== Data to process
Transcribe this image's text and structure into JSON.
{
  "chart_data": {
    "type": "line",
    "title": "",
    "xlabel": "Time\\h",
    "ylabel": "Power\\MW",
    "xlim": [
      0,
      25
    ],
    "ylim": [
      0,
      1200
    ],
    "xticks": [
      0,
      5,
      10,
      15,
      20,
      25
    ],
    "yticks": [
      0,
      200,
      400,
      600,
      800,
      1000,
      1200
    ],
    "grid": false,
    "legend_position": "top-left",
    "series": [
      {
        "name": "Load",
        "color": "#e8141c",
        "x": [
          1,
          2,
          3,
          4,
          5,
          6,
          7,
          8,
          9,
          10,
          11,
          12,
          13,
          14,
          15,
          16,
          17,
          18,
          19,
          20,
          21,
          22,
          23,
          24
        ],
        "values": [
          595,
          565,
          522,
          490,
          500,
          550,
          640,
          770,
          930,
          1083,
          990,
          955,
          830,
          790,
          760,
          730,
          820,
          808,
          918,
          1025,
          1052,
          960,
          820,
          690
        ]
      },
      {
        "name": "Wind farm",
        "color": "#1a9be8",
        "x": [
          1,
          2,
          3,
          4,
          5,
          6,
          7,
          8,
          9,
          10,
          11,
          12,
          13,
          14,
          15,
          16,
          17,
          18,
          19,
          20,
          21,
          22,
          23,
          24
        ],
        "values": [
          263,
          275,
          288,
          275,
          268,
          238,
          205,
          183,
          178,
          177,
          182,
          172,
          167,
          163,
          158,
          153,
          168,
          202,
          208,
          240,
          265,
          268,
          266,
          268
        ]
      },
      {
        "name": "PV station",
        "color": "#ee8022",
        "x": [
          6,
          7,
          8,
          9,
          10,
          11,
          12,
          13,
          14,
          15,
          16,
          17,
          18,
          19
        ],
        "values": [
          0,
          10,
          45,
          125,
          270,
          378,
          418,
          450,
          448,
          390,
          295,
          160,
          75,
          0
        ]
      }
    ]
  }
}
====
| Given exercise |
Copy each line of the records above that carries the word "color".

| The output |
        "color": "#e8141c",
        "color": "#1a9be8",
        "color": "#ee8022",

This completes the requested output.